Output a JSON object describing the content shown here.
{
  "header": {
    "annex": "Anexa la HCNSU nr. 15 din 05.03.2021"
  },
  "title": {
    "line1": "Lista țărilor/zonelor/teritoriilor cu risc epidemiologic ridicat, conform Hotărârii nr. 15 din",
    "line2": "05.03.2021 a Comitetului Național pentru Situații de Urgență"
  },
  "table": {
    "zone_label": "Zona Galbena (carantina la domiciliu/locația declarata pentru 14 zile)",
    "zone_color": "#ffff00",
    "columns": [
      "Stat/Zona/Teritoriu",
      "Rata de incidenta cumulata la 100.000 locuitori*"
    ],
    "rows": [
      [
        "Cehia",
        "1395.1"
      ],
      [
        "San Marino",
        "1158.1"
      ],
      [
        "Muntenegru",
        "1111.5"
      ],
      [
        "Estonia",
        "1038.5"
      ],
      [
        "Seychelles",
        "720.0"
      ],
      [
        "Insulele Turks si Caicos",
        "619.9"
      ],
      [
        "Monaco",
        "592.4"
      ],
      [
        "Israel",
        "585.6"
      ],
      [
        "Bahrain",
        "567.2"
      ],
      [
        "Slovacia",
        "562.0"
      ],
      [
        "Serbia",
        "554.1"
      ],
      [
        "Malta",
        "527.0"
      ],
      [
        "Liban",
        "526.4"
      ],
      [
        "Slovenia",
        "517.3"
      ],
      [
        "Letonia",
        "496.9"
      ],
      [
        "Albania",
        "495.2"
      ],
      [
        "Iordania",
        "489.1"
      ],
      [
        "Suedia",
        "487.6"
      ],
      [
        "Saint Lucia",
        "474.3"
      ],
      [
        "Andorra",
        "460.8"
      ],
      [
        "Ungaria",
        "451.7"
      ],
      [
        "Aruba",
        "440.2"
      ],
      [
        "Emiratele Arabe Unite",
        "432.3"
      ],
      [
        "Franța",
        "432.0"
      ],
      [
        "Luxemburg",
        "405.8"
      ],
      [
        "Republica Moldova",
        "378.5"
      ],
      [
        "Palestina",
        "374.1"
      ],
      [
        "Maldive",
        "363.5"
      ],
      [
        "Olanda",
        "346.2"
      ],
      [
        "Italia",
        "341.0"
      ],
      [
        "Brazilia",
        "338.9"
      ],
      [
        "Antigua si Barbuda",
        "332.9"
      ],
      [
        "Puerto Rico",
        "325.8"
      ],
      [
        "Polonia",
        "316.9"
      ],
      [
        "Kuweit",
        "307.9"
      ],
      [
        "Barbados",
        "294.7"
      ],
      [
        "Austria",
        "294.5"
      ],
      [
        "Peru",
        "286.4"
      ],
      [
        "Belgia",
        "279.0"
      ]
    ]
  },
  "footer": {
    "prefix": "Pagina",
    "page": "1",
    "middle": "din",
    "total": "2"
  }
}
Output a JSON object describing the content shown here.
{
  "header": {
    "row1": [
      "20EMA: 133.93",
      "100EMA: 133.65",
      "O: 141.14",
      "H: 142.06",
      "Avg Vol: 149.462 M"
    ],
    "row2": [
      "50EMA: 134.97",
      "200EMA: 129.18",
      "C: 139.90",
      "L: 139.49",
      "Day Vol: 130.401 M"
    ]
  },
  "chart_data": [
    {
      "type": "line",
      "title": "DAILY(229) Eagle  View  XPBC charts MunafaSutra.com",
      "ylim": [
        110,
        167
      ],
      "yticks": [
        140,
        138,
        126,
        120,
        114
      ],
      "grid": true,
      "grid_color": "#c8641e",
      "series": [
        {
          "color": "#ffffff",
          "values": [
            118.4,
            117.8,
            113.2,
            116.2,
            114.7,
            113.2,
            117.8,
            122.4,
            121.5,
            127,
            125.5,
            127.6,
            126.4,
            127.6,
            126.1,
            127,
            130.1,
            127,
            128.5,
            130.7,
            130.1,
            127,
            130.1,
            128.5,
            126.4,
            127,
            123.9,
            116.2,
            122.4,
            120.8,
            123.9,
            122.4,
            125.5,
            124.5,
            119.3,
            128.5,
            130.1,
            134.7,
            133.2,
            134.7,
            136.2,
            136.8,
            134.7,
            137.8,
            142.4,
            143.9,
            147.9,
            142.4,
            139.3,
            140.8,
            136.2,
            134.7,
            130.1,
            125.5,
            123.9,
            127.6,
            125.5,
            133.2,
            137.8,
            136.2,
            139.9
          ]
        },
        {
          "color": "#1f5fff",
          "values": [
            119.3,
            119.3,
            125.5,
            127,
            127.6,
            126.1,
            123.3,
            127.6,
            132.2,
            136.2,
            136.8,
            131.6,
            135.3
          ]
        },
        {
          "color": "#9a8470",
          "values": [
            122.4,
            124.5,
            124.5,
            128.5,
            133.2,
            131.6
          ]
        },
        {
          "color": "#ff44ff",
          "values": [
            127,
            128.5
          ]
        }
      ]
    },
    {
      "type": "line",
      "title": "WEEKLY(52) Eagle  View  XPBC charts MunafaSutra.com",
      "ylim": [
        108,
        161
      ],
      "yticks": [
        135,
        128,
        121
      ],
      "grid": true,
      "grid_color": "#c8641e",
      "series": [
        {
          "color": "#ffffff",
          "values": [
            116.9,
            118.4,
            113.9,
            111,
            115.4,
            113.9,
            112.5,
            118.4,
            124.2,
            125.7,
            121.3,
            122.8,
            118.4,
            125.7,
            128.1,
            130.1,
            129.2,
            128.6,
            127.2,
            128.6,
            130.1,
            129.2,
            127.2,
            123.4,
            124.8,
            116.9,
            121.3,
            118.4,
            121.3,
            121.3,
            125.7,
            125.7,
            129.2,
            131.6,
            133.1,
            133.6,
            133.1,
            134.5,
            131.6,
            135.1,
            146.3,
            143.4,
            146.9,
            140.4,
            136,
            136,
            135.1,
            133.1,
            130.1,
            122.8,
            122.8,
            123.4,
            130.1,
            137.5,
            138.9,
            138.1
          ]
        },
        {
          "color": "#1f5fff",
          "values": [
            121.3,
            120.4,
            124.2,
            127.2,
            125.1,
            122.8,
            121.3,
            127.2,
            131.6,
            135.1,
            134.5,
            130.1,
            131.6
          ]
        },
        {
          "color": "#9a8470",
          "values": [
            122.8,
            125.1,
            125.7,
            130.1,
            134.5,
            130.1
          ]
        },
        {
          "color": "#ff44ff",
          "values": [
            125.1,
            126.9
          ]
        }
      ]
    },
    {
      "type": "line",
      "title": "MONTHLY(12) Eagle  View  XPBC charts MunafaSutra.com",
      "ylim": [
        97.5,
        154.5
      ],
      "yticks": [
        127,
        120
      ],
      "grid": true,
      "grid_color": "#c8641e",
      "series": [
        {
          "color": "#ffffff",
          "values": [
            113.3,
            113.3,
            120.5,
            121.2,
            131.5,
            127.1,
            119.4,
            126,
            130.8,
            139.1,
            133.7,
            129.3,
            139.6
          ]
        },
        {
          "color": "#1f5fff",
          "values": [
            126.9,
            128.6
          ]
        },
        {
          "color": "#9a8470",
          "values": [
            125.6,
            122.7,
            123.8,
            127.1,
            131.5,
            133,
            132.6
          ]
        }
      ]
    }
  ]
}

:: What to produce ::
For the material, find the number of lines holding the word "Eagle" and give that figure and nothing more.

:: Complete response ::
3